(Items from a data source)
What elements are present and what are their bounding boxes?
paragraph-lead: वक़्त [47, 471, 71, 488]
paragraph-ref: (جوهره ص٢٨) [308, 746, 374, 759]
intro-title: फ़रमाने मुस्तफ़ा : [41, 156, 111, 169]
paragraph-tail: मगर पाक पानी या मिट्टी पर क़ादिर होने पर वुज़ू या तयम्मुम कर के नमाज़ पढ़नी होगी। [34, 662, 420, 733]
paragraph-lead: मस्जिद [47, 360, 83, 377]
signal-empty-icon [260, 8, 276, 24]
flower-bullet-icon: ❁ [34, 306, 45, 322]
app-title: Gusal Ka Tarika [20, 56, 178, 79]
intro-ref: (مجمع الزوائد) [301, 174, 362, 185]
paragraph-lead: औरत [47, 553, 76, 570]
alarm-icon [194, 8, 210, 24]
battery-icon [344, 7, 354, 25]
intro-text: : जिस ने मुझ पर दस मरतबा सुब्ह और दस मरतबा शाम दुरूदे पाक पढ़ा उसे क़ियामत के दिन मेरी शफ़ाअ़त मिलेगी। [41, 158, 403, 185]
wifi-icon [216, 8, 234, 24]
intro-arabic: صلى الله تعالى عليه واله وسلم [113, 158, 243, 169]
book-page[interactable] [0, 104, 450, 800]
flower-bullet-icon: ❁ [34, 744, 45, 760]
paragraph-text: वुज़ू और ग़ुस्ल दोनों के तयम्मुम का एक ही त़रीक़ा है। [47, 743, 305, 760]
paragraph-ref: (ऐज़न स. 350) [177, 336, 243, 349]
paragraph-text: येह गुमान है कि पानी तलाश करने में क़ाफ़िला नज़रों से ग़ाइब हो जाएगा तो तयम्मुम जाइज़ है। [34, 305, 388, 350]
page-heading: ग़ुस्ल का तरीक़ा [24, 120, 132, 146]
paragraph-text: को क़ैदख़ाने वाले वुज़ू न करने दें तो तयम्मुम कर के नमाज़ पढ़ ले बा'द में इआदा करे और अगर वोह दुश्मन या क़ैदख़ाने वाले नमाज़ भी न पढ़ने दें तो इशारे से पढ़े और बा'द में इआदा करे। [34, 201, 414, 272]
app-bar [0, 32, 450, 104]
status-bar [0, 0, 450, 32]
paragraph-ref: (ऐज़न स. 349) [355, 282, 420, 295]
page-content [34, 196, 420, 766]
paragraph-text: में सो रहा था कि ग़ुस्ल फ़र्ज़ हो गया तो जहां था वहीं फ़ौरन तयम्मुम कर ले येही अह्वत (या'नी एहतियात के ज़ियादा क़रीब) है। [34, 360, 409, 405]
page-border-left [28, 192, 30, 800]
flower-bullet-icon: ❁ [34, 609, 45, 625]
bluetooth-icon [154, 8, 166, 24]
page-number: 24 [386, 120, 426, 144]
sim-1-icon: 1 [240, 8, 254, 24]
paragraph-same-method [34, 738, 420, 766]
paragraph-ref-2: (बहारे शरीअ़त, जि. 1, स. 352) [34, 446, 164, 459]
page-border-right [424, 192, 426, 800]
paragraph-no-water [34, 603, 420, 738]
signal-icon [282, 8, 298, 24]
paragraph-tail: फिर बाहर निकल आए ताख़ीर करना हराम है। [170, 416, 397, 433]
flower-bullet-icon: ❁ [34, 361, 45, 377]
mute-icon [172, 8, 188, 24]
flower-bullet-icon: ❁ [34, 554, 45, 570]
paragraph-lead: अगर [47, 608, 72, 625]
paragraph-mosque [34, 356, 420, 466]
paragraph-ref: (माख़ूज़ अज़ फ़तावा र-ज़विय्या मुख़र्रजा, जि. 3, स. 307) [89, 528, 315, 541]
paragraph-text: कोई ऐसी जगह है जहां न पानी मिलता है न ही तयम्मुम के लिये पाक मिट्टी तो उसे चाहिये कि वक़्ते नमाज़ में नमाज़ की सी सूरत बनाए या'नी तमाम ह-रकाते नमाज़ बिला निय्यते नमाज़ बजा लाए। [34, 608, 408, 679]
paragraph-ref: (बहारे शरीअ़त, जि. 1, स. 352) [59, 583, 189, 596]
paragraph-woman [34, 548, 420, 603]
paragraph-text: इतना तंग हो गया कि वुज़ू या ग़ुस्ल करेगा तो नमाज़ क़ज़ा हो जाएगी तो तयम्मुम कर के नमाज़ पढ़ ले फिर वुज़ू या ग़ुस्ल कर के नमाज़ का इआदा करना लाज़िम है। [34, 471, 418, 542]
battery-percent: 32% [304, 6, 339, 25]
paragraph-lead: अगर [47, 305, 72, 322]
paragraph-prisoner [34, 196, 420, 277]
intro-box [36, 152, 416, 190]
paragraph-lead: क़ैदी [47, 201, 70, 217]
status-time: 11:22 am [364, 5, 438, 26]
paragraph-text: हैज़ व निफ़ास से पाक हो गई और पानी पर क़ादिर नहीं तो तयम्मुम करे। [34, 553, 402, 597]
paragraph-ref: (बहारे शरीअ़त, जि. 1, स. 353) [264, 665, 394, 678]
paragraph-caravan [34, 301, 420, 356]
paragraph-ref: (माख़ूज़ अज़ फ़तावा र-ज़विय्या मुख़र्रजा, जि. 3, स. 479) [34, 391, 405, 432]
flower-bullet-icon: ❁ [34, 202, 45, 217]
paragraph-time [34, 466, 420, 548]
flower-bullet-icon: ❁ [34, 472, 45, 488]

==

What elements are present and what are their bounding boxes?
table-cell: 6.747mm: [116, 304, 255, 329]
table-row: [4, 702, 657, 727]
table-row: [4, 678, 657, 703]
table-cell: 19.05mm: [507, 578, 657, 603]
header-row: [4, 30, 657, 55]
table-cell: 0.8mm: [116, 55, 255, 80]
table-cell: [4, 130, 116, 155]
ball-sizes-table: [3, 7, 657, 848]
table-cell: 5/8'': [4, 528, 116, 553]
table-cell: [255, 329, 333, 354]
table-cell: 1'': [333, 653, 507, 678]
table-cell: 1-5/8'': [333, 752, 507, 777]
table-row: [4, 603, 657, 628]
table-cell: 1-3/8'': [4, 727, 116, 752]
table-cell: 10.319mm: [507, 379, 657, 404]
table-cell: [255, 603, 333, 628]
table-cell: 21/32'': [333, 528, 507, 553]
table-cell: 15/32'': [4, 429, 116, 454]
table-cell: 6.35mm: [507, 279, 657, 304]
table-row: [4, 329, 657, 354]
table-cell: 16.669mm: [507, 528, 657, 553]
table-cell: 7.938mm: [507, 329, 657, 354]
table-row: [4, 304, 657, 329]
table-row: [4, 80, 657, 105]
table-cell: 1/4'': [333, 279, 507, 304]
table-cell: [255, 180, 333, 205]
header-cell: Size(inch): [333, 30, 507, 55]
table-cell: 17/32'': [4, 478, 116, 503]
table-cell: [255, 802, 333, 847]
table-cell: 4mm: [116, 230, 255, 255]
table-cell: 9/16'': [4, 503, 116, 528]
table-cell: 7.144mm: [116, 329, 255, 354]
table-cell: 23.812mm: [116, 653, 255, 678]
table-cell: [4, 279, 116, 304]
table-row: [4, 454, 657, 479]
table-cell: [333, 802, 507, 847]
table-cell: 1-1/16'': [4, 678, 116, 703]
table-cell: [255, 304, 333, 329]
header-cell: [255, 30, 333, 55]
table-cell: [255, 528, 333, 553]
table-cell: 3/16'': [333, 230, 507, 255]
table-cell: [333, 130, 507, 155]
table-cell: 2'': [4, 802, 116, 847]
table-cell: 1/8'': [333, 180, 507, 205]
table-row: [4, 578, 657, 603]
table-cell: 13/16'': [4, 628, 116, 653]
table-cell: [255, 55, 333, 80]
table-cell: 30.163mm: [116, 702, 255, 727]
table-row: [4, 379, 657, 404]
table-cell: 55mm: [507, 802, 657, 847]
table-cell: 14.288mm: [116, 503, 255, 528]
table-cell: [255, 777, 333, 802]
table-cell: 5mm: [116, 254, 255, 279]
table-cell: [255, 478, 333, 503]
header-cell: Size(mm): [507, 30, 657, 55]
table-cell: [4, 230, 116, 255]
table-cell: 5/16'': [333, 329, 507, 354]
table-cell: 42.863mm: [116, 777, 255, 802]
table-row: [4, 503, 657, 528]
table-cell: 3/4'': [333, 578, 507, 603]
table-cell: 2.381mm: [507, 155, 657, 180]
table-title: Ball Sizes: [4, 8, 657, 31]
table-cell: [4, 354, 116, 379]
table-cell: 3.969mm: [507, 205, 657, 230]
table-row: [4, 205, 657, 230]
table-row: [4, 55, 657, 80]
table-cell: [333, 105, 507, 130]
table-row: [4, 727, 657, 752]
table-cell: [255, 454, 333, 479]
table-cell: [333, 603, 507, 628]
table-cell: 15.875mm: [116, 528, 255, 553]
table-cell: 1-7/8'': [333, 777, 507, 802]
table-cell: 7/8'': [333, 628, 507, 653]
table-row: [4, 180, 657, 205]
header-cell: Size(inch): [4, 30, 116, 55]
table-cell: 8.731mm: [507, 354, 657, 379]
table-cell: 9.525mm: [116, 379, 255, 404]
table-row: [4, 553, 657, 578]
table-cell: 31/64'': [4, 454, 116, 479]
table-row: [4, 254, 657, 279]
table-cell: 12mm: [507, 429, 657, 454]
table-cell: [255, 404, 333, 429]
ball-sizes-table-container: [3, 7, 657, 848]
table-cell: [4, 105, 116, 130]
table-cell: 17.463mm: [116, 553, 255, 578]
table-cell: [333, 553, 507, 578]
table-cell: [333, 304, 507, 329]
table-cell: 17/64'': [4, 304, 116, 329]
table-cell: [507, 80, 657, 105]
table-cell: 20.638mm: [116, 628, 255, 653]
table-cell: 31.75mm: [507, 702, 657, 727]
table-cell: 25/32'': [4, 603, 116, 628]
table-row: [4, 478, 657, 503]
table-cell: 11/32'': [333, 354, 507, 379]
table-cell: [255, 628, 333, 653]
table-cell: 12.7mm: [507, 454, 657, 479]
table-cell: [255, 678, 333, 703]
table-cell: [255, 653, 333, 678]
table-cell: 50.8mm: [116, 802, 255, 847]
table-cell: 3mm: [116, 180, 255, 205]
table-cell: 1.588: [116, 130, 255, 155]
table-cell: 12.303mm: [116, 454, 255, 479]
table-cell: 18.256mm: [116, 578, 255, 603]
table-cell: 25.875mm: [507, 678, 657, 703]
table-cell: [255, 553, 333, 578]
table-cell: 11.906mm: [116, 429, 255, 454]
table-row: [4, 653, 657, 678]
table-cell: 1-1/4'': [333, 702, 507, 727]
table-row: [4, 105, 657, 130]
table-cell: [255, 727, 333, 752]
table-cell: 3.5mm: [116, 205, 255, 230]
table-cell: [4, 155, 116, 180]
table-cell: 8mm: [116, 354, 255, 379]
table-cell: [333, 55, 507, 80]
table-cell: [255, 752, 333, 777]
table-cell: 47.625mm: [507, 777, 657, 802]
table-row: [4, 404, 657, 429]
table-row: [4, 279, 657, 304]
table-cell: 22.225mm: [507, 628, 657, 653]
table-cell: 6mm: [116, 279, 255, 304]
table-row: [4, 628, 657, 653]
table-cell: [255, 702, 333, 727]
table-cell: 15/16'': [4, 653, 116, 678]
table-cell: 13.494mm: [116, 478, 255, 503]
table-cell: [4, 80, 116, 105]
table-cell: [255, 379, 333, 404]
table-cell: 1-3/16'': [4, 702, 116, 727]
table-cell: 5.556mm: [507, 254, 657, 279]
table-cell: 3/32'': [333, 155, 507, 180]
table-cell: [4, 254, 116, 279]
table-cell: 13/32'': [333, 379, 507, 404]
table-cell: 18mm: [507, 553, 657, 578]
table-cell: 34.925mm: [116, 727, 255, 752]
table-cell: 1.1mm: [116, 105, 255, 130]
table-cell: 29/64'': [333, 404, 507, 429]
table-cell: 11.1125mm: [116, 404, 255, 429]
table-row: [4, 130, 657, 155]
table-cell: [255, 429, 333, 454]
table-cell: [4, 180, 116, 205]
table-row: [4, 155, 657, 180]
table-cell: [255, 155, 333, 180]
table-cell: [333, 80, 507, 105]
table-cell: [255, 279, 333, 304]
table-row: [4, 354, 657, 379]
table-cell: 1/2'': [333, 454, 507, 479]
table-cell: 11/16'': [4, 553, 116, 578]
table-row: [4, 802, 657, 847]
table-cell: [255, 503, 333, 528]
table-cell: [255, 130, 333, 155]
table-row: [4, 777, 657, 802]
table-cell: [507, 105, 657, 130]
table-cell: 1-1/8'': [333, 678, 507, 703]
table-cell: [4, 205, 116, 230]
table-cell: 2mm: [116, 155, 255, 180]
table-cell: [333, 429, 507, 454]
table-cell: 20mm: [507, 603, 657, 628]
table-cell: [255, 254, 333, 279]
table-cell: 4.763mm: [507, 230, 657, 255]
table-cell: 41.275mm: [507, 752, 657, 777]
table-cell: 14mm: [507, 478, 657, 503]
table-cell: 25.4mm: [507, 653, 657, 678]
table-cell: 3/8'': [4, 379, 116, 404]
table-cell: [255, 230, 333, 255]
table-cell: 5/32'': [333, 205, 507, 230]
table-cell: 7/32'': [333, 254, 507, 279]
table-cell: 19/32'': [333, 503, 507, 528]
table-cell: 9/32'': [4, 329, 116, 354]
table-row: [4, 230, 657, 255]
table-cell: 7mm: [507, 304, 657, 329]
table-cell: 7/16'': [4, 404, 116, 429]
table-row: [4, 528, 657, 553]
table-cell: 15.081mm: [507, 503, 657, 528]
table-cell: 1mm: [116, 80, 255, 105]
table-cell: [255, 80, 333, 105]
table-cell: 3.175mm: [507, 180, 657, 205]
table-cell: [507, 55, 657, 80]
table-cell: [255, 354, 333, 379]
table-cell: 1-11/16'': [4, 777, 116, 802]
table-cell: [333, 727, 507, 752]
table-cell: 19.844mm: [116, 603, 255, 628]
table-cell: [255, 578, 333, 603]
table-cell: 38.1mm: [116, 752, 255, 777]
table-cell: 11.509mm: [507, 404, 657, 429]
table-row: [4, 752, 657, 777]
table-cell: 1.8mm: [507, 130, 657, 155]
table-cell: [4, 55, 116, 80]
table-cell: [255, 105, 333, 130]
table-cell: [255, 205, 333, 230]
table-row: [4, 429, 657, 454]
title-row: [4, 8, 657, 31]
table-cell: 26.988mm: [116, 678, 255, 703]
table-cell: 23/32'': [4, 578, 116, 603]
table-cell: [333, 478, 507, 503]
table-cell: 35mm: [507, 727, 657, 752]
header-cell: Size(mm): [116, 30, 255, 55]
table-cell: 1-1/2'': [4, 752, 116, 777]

= Instructions to follow =
Please gather every line of the records above that contains the string "title", and copy each one.

= Exercise result =
intro-title: फ़रमाने मुस्तफ़ा : [41, 156, 111, 169]
app-title: Gusal Ka Tarika [20, 56, 178, 79]
table-title: Ball Sizes: [4, 8, 657, 31]
title-row: [4, 8, 657, 31]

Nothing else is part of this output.